Exercise goal:
The entries below are to be written out again without alteration.

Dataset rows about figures
====
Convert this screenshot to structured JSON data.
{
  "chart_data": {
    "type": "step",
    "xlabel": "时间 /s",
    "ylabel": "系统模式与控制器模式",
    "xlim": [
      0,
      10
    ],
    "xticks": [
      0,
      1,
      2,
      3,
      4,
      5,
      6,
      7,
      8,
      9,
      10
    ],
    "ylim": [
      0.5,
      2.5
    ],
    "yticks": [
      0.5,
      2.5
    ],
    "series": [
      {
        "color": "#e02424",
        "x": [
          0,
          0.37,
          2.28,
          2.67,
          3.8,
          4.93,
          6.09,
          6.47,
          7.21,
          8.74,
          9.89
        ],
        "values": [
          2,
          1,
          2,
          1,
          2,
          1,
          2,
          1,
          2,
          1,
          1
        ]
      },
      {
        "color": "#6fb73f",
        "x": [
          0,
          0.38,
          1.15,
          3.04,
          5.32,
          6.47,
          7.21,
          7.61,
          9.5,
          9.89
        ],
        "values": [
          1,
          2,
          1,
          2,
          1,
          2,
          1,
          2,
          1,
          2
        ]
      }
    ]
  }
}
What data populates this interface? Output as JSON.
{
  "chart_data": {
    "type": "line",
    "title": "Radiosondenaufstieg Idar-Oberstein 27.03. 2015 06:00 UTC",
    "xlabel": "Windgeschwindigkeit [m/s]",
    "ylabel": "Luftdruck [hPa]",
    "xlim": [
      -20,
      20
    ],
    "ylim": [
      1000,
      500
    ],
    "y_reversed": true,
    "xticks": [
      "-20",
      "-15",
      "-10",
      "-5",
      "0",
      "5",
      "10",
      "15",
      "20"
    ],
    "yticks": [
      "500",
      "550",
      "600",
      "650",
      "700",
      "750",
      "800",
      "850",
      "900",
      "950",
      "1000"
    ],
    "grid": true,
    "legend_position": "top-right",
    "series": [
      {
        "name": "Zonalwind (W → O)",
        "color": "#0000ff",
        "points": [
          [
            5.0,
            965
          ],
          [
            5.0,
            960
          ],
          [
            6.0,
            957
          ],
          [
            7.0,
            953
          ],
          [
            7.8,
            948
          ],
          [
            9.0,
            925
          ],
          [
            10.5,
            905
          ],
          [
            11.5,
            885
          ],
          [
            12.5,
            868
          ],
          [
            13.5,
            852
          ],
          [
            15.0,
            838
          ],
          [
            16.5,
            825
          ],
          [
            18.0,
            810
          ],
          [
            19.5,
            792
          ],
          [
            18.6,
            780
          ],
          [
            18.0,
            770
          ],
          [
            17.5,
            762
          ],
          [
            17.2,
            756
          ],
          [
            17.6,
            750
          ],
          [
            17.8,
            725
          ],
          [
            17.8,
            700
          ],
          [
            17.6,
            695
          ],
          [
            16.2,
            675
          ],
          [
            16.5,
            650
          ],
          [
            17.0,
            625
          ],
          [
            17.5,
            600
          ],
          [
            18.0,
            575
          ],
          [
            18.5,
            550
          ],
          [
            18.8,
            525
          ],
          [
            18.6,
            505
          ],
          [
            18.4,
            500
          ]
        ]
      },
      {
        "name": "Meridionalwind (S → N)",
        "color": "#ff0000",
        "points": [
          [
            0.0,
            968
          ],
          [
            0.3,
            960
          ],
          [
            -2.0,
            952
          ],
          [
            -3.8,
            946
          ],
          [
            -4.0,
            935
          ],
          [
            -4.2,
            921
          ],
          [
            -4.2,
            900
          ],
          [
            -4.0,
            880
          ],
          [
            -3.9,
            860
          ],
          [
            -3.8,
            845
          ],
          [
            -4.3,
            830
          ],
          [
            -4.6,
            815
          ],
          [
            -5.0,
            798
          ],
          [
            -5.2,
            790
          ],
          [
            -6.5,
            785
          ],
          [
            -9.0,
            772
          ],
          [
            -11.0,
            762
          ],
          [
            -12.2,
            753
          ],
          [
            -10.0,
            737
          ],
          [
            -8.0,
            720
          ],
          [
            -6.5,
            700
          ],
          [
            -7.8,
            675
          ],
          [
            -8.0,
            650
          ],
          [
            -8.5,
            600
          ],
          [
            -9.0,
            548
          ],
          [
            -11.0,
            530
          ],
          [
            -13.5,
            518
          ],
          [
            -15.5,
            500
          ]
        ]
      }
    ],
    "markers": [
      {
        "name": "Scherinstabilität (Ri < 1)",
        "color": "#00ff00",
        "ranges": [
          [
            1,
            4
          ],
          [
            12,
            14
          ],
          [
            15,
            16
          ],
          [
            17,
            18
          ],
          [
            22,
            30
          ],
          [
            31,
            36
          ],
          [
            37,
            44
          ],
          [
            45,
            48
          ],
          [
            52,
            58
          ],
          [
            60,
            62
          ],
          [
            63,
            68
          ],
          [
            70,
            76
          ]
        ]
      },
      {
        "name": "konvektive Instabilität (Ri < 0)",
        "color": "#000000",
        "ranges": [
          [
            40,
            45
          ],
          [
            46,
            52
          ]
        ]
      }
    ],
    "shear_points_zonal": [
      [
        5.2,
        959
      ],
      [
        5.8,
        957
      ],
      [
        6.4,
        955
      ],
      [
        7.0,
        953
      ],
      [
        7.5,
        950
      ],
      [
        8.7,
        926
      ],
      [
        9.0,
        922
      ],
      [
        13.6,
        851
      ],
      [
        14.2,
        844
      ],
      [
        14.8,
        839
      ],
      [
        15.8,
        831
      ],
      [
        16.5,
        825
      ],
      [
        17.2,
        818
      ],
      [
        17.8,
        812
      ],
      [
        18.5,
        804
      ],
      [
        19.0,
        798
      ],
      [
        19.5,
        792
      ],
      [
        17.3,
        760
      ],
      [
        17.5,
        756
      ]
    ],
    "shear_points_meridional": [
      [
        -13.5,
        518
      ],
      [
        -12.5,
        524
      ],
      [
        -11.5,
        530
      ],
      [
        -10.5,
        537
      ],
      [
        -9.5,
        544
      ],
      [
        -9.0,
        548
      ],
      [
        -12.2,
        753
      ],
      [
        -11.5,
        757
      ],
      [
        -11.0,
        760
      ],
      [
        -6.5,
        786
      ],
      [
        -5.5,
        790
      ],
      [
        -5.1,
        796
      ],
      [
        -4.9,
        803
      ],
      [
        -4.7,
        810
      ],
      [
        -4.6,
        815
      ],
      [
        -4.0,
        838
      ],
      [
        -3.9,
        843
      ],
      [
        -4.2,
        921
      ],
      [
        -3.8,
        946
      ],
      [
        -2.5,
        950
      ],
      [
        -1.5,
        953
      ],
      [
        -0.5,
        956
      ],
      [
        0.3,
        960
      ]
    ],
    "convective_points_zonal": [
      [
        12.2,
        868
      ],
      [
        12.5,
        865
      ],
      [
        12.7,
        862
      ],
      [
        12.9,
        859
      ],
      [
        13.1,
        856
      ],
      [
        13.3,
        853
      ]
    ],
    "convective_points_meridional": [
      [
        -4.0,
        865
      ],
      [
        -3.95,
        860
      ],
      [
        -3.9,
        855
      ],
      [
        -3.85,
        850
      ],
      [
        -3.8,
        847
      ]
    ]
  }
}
====
Correct answer:
Convert this screenshot to structured JSON data.
{
  "chart_data": {
    "type": "step",
    "xlabel": "时间 /s",
    "ylabel": "系统模式与控制器模式",
    "xlim": [
      0,
      10
    ],
    "xticks": [
      0,
      1,
      2,
      3,
      4,
      5,
      6,
      7,
      8,
      9,
      10
    ],
    "ylim": [
      0.5,
      2.5
    ],
    "yticks": [
      0.5,
      2.5
    ],
    "series": [
      {
        "color": "#e02424",
        "x": [
          0,
          0.37,
          2.28,
          2.67,
          3.8,
          4.93,
          6.09,
          6.47,
          7.21,
          8.74,
          9.89
        ],
        "values": [
          2,
          1,
          2,
          1,
          2,
          1,
          2,
          1,
          2,
          1,
          1
        ]
      },
      {
        "color": "#6fb73f",
        "x": [
          0,
          0.38,
          1.15,
          3.04,
          5.32,
          6.47,
          7.21,
          7.61,
          9.5,
          9.89
        ],
        "values": [
          1,
          2,
          1,
          2,
          1,
          2,
          1,
          2,
          1,
          2
        ]
      }
    ]
  }
}
What data populates this interface? Output as JSON.
{
  "chart_data": {
    "type": "line",
    "title": "Radiosondenaufstieg Idar-Oberstein 27.03. 2015 06:00 UTC",
    "xlabel": "Windgeschwindigkeit [m/s]",
    "ylabel": "Luftdruck [hPa]",
    "xlim": [
      -20,
      20
    ],
    "ylim": [
      1000,
      500
    ],
    "y_reversed": true,
    "xticks": [
      "-20",
      "-15",
      "-10",
      "-5",
      "0",
      "5",
      "10",
      "15",
      "20"
    ],
    "yticks": [
      "500",
      "550",
      "600",
      "650",
      "700",
      "750",
      "800",
      "850",
      "900",
      "950",
      "1000"
    ],
    "grid": true,
    "legend_position": "top-right",
    "series": [
      {
        "name": "Zonalwind (W → O)",
        "color": "#0000ff",
        "points": [
          [
            5.0,
            965
          ],
          [
            5.0,
            960
          ],
          [
            6.0,
            957
          ],
          [
            7.0,
            953
          ],
          [
            7.8,
            948
          ],
          [
            9.0,
            925
          ],
          [
            10.5,
            905
          ],
          [
            11.5,
            885
          ],
          [
            12.5,
            868
          ],
          [
            13.5,
            852
          ],
          [
            15.0,
            838
          ],
          [
            16.5,
            825
          ],
          [
            18.0,
            810
          ],
          [
            19.5,
            792
          ],
          [
            18.6,
            780
          ],
          [
            18.0,
            770
          ],
          [
            17.5,
            762
          ],
          [
            17.2,
            756
          ],
          [
            17.6,
            750
          ],
          [
            17.8,
            725
          ],
          [
            17.8,
            700
          ],
          [
            17.6,
            695
          ],
          [
            16.2,
            675
          ],
          [
            16.5,
            650
          ],
          [
            17.0,
            625
          ],
          [
            17.5,
            600
          ],
          [
            18.0,
            575
          ],
          [
            18.5,
            550
          ],
          [
            18.8,
            525
          ],
          [
            18.6,
            505
          ],
          [
            18.4,
            500
          ]
        ]
      },
      {
        "name": "Meridionalwind (S → N)",
        "color": "#ff0000",
        "points": [
          [
            0.0,
            968
          ],
          [
            0.3,
            960
          ],
          [
            -2.0,
            952
          ],
          [
            -3.8,
            946
          ],
          [
            -4.0,
            935
          ],
          [
            -4.2,
            921
          ],
          [
            -4.2,
            900
          ],
          [
            -4.0,
            880
          ],
          [
            -3.9,
            860
          ],
          [
            -3.8,
            845
          ],
          [
            -4.3,
            830
          ],
          [
            -4.6,
            815
          ],
          [
            -5.0,
            798
          ],
          [
            -5.2,
            790
          ],
          [
            -6.5,
            785
          ],
          [
            -9.0,
            772
          ],
          [
            -11.0,
            762
          ],
          [
            -12.2,
            753
          ],
          [
            -10.0,
            737
          ],
          [
            -8.0,
            720
          ],
          [
            -6.5,
            700
          ],
          [
            -7.8,
            675
          ],
          [
            -8.0,
            650
          ],
          [
            -8.5,
            600
          ],
          [
            -9.0,
            548
          ],
          [
            -11.0,
            530
          ],
          [
            -13.5,
            518
          ],
          [
            -15.5,
            500
          ]
        ]
      }
    ],
    "markers": [
      {
        "name": "Scherinstabilität (Ri < 1)",
        "color": "#00ff00",
        "ranges": [
          [
            1,
            4
          ],
          [
            12,
            14
          ],
          [
            15,
            16
          ],
          [
            17,
            18
          ],
          [
            22,
            30
          ],
          [
            31,
            36
          ],
          [
            37,
            44
          ],
          [
            45,
            48
          ],
          [
            52,
            58
          ],
          [
            60,
            62
          ],
          [
            63,
            68
          ],
          [
            70,
            76
          ]
        ]
      },
      {
        "name": "konvektive Instabilität (Ri < 0)",
        "color": "#000000",
        "ranges": [
          [
            40,
            45
          ],
          [
            46,
            52
          ]
        ]
      }
    ],
    "shear_points_zonal": [
      [
        5.2,
        959
      ],
      [
        5.8,
        957
      ],
      [
        6.4,
        955
      ],
      [
        7.0,
        953
      ],
      [
        7.5,
        950
      ],
      [
        8.7,
        926
      ],
      [
        9.0,
        922
      ],
      [
        13.6,
        851
      ],
      [
        14.2,
        844
      ],
      [
        14.8,
        839
      ],
      [
        15.8,
        831
      ],
      [
        16.5,
        825
      ],
      [
        17.2,
        818
      ],
      [
        17.8,
        812
      ],
      [
        18.5,
        804
      ],
      [
        19.0,
        798
      ],
      [
        19.5,
        792
      ],
      [
        17.3,
        760
      ],
      [
        17.5,
        756
      ]
    ],
    "shear_points_meridional": [
      [
        -13.5,
        518
      ],
      [
        -12.5,
        524
      ],
      [
        -11.5,
        530
      ],
      [
        -10.5,
        537
      ],
      [
        -9.5,
        544
      ],
      [
        -9.0,
        548
      ],
      [
        -12.2,
        753
      ],
      [
        -11.5,
        757
      ],
      [
        -11.0,
        760
      ],
      [
        -6.5,
        786
      ],
      [
        -5.5,
        790
      ],
      [
        -5.1,
        796
      ],
      [
        -4.9,
        803
      ],
      [
        -4.7,
        810
      ],
      [
        -4.6,
        815
      ],
      [
        -4.0,
        838
      ],
      [
        -3.9,
        843
      ],
      [
        -4.2,
        921
      ],
      [
        -3.8,
        946
      ],
      [
        -2.5,
        950
      ],
      [
        -1.5,
        953
      ],
      [
        -0.5,
        956
      ],
      [
        0.3,
        960
      ]
    ],
    "convective_points_zonal": [
      [
        12.2,
        868
      ],
      [
        12.5,
        865
      ],
      [
        12.7,
        862
      ],
      [
        12.9,
        859
      ],
      [
        13.1,
        856
      ],
      [
        13.3,
        853
      ]
    ],
    "convective_points_meridional": [
      [
        -4.0,
        865
      ],
      [
        -3.95,
        860
      ],
      [
        -3.9,
        855
      ],
      [
        -3.85,
        850
      ],
      [
        -3.8,
        847
      ]
    ]
  }
}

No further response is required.